■ RECORDS SUPPLIED ■
- - -
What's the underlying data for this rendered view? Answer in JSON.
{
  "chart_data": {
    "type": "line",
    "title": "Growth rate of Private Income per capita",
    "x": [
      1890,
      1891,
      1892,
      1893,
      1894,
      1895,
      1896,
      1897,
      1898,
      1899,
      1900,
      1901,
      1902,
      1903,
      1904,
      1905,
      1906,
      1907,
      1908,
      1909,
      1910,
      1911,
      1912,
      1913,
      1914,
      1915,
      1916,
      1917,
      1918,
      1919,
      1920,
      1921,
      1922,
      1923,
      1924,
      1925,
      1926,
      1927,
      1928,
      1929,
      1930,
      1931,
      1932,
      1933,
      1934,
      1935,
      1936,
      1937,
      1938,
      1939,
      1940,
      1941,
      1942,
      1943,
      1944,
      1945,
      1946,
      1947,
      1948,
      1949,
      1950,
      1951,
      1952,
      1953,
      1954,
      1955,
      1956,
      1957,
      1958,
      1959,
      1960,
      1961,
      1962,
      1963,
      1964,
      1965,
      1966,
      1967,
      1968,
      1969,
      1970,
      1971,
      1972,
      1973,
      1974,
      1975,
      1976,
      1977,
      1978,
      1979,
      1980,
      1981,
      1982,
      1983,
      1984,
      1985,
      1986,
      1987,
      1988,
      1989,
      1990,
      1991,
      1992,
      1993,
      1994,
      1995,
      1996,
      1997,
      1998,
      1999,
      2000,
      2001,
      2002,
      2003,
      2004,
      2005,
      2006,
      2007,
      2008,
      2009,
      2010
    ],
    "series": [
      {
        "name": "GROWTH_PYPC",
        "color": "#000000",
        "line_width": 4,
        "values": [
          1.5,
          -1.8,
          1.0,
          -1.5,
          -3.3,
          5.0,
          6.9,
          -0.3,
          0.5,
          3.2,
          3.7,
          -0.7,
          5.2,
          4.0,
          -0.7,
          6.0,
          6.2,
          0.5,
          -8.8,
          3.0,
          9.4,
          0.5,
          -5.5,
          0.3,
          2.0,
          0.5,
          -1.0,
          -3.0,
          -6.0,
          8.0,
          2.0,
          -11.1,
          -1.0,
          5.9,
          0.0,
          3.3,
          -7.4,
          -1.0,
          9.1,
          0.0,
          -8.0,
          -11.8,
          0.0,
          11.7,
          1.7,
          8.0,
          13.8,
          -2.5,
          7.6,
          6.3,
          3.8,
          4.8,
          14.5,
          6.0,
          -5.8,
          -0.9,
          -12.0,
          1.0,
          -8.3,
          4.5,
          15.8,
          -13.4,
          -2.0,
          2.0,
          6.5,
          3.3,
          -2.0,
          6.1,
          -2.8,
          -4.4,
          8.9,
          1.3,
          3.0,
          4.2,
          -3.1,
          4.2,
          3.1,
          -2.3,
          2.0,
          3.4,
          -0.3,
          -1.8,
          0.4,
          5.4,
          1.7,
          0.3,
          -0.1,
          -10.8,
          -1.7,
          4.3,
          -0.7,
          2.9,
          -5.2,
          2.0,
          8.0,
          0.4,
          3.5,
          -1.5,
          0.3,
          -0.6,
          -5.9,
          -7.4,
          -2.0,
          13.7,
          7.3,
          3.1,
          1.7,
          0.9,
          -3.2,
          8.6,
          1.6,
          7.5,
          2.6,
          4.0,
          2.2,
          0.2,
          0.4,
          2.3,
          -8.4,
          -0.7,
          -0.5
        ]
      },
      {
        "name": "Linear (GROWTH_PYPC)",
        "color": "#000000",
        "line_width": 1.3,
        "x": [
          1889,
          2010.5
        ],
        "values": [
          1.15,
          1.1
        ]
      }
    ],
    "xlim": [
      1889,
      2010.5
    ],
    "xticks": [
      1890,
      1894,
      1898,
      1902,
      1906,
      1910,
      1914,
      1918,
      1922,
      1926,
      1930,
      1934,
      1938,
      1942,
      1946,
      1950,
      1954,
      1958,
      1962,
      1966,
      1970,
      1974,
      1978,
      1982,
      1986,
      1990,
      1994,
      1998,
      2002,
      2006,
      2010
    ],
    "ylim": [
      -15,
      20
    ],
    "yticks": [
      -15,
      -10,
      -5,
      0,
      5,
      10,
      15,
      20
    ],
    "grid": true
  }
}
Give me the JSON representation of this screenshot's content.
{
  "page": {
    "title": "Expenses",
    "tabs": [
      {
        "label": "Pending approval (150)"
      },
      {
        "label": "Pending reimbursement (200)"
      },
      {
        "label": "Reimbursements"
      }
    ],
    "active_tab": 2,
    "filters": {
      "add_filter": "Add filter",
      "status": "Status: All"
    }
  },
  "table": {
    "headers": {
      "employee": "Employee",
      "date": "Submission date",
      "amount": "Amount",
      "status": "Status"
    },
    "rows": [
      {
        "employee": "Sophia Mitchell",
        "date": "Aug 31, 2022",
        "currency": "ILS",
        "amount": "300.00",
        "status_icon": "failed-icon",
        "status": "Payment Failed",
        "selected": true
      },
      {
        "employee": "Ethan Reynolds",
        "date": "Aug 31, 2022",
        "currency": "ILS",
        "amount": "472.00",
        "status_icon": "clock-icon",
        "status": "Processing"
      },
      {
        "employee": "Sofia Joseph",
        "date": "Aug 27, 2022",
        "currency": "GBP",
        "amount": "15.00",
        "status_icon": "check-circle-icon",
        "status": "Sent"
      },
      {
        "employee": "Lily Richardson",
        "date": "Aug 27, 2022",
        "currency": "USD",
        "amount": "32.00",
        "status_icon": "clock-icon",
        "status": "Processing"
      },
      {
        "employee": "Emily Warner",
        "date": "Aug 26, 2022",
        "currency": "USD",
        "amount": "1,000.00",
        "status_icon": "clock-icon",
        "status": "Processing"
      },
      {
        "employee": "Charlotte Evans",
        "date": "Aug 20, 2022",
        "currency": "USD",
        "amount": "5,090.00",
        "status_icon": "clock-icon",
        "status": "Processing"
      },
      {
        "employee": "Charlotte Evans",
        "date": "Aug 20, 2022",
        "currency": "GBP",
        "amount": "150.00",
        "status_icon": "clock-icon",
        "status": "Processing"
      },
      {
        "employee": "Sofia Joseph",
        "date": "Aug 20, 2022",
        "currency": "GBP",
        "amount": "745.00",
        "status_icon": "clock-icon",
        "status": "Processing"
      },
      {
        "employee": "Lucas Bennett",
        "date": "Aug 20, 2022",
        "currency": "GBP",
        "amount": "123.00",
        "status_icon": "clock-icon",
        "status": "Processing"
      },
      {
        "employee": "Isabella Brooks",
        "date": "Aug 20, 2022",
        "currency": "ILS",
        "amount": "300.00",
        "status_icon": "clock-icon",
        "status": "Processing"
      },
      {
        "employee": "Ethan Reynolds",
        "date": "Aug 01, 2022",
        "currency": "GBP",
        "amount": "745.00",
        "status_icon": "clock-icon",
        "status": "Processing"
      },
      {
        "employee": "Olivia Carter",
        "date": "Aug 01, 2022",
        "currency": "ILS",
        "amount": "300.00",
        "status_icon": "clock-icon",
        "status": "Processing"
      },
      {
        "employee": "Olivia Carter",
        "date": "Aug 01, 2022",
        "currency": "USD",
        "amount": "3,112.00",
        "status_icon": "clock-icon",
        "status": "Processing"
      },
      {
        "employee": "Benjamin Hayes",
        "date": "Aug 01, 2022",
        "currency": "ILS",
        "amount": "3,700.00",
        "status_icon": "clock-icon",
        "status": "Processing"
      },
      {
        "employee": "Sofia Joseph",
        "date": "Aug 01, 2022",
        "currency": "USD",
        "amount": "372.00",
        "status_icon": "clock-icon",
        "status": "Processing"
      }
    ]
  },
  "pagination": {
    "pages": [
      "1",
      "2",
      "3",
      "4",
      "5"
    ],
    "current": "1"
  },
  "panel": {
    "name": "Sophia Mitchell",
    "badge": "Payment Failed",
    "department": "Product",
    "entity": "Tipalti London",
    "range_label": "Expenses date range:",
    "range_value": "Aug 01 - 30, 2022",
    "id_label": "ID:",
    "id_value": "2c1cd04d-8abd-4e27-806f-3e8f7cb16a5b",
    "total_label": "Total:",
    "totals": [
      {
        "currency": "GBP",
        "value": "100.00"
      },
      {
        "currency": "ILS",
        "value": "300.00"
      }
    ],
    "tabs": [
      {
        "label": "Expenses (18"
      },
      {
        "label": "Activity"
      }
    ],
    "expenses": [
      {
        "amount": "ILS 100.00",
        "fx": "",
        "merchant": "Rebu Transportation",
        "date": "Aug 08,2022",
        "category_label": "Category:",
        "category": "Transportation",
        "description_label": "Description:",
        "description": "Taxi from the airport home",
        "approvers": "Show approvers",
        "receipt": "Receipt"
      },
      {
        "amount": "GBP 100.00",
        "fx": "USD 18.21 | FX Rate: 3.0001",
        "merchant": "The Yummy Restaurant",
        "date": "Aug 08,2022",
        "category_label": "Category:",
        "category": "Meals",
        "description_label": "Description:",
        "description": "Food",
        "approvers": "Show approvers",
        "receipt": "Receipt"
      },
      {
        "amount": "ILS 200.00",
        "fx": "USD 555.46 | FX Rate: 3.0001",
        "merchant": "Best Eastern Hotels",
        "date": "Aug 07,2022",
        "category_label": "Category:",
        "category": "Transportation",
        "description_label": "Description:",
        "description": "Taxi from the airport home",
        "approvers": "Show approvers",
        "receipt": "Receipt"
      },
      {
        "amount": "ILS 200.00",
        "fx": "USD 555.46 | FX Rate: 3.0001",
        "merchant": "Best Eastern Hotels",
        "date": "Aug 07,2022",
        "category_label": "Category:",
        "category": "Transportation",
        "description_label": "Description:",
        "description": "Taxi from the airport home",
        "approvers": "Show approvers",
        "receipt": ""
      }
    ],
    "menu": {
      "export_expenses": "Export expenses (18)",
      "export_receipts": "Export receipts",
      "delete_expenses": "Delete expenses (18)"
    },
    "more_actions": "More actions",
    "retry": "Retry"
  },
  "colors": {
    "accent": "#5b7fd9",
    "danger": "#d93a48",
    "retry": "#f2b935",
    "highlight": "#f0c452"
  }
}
- - -
■ WORK TO BE COMPLETED ■
Copy every line of the records above that contains "title".

■ OUTPUT BELOW ■
    "title": "Growth rate of Private Income per capita",
    "title": "Expenses",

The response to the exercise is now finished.